> **TEXT PROVIDED**:
_ _ _ _

Out of the Ivory Tower and Into the Chat Rooms -- Are We Giving in Too Much to Technology?

Nancy Griffin Mims, Ed.D, Professor of Education, State University of West Georgia, nmims@westga.edu

Once upon a time professors pondered in offices, conducted research, and lectured to students sitting in straight rows in university classrooms. Students came to their professors for instruction; professors became personal gurus to many; their words were written down, digested and often repeated. Many long hours were spent in dark and musty libraries, searching the card catalogs, journals and other sources for literature reviews. Frustration was high when the typewriters ran out of ribbon or individual letters were unrecognizable because the keys were clogged with ink. Those days are somewhat- long gone. Gone, too, are those days when professors of academia sat in their ivory towers; students were in residence at the universities because off-campus sites were few, and distance learning meant either independent courses studies at a distance, or watching a televised series of lectures. While we are reminiscing, gone is the stereotypical professor attire: jacket with patched elbows.

Enter the 1990's where professors do research from their offices, word processors make revisions easy and students live miles away from campus. Distance learning is by satellite, on-line learning is done through computers and web sites, and both faculty and students enter chat rooms to discuss the latest research, articles and issues. Professor's dress codes change with the seasons or who the guest speaker happens to be. One of the biggest questions is how long will it be before even more changes take place. Arthur Schostak, a futurist from Drexel University, recently reported to a group of educators, that the new "Dick Tracy" style computer would be available in June of 1998. With events such as this becoming commonplace, the answer appears to be non-existent. A better question may be how do we cope and realistically use these changes?

Many of us have fond memories of the "old days," however, as the professorate moves into the new millennium, we must be prepared to work with the tools best known to our students. A few of our graduate students still express amazement with changes as evidenced by this student's remarks:

Our Library has certainly changed over the past fourteen years! There is no card catalog as I walk in the door. The copy machines operate by using a card instead of nickels. The microfilm machines are in a different location. At least the journals and the restroom are located in the same area. I feel antique!

On the other hand, the amazement changes to appreciation of the ease in access as the student further states "But I must admit; I am thrilled that I am able to complete the research for my paper in a few short hours".

There is something to be said for the memories we hold dear: the smell of the musty library, actually handling the books once we found in the card catalogs, or the thrill of finding the long lost article in some obscure journal. Or other memories of walking down meandering paths around the ivy covered buildings, hanging out and participating in face-to-face debates over a cup of coffee, and waiting around the corridors for the professors to appear, and then the feeling of apprehension as they read our lasted version of THE paper. What are we missing? Will communication and the "hanging out" be a thing of the past? Will students and professors miss the study carrousels and the meeting places?

_ _ _ _

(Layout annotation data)
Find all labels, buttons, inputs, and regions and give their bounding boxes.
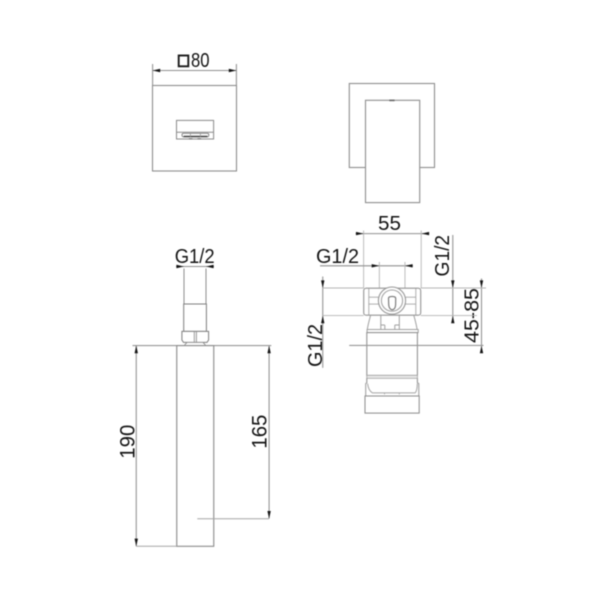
svg-text:G1/2: G1/2 [432,235,454,277]
svg-text:G1/2: G1/2 [175,246,215,268]
svg-text:G1/2: G1/2 [305,324,327,367]
svg-text:190: 190 [117,425,140,459]
svg-text:G1/2: G1/2 [316,246,359,268]
svg-text:165: 165 [249,415,272,449]
svg-text:80: 80 [191,50,210,72]
svg-text:55: 55 [378,213,401,235]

_ _ _ _

> **GIVEN TASK A**: In the essay on professors and technology, when did Arthur Schostak say the new "Dick Tracy" style computer would be available?
> **GIVEN TASK B**: List every change to the library that the graduate student names in the essay on professors and technology.
> **GIVEN TASK C**: Duplicate the passage of the essay on professors and technology that opens with the words containing "Many of us have" and closes with "I feel antique!".

> **SOLUTION A**: June of 1998

> **SOLUTION B**:
- There is no card catalog at the entrance.
- The copy machines operate by using a card instead of nickels.
- The microfilm machines are in a different location.

> **SOLUTION C**:
Many of us have fond memories of the "old days," however, as the professorate moves into the new millennium, we must be prepared to work with the tools best known to our students. A few of our graduate students still express amazement with changes as evidenced by this student's remarks:

Our Library has certainly changed over the past fourteen years! There is no card catalog as I walk in the door. The copy machines operate by using a card instead of nickels. The microfilm machines are in a different location. At least the journals and the restroom are located in the same area. I feel antique!